Exercise goal :: Write out every single entry exactly.

Supplied information ::
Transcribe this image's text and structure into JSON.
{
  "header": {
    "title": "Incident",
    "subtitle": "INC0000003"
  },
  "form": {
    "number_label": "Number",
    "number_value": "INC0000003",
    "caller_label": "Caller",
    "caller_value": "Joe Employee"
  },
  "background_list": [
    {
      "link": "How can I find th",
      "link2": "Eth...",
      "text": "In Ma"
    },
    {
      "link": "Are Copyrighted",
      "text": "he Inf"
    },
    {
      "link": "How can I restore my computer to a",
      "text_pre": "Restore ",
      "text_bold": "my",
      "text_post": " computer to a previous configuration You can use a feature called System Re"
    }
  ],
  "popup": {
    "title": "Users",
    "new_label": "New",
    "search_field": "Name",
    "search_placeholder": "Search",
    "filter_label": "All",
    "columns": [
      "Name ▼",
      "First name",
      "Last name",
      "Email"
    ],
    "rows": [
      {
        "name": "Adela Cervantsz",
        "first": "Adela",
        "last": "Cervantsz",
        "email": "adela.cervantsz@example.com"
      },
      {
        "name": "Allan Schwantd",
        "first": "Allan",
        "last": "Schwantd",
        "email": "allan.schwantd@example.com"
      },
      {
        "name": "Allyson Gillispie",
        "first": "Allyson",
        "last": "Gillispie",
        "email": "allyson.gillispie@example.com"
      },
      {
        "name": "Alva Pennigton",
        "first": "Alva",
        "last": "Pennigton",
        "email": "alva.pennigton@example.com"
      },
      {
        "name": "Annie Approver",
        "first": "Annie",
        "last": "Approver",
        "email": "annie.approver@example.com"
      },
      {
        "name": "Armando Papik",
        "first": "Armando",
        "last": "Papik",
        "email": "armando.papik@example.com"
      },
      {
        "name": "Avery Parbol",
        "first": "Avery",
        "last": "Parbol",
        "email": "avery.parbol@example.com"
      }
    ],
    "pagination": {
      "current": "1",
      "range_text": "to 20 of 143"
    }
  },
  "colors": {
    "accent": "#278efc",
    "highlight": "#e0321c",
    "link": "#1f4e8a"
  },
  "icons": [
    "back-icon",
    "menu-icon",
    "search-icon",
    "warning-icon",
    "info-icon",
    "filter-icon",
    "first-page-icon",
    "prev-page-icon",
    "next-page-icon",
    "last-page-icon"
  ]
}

Task result ::
Transcribe this image's text and structure into JSON.
{
  "header": {
    "title": "Incident",
    "subtitle": "INC0000003"
  },
  "form": {
    "number_label": "Number",
    "number_value": "INC0000003",
    "caller_label": "Caller",
    "caller_value": "Joe Employee"
  },
  "background_list": [
    {
      "link": "How can I find th",
      "link2": "Eth...",
      "text": "In Ma"
    },
    {
      "link": "Are Copyrighted",
      "text": "he Inf"
    },
    {
      "link": "How can I restore my computer to a",
      "text_pre": "Restore ",
      "text_bold": "my",
      "text_post": " computer to a previous configuration You can use a feature called System Re"
    }
  ],
  "popup": {
    "title": "Users",
    "new_label": "New",
    "search_field": "Name",
    "search_placeholder": "Search",
    "filter_label": "All",
    "columns": [
      "Name ▼",
      "First name",
      "Last name",
      "Email"
    ],
    "rows": [
      {
        "name": "Adela Cervantsz",
        "first": "Adela",
        "last": "Cervantsz",
        "email": "adela.cervantsz@example.com"
      },
      {
        "name": "Allan Schwantd",
        "first": "Allan",
        "last": "Schwantd",
        "email": "allan.schwantd@example.com"
      },
      {
        "name": "Allyson Gillispie",
        "first": "Allyson",
        "last": "Gillispie",
        "email": "allyson.gillispie@example.com"
      },
      {
        "name": "Alva Pennigton",
        "first": "Alva",
        "last": "Pennigton",
        "email": "alva.pennigton@example.com"
      },
      {
        "name": "Annie Approver",
        "first": "Annie",
        "last": "Approver",
        "email": "annie.approver@example.com"
      },
      {
        "name": "Armando Papik",
        "first": "Armando",
        "last": "Papik",
        "email": "armando.papik@example.com"
      },
      {
        "name": "Avery Parbol",
        "first": "Avery",
        "last": "Parbol",
        "email": "avery.parbol@example.com"
      }
    ],
    "pagination": {
      "current": "1",
      "range_text": "to 20 of 143"
    }
  },
  "colors": {
    "accent": "#278efc",
    "highlight": "#e0321c",
    "link": "#1f4e8a"
  },
  "icons": [
    "back-icon",
    "menu-icon",
    "search-icon",
    "warning-icon",
    "info-icon",
    "filter-icon",
    "first-page-icon",
    "prev-page-icon",
    "next-page-icon",
    "last-page-icon"
  ]
}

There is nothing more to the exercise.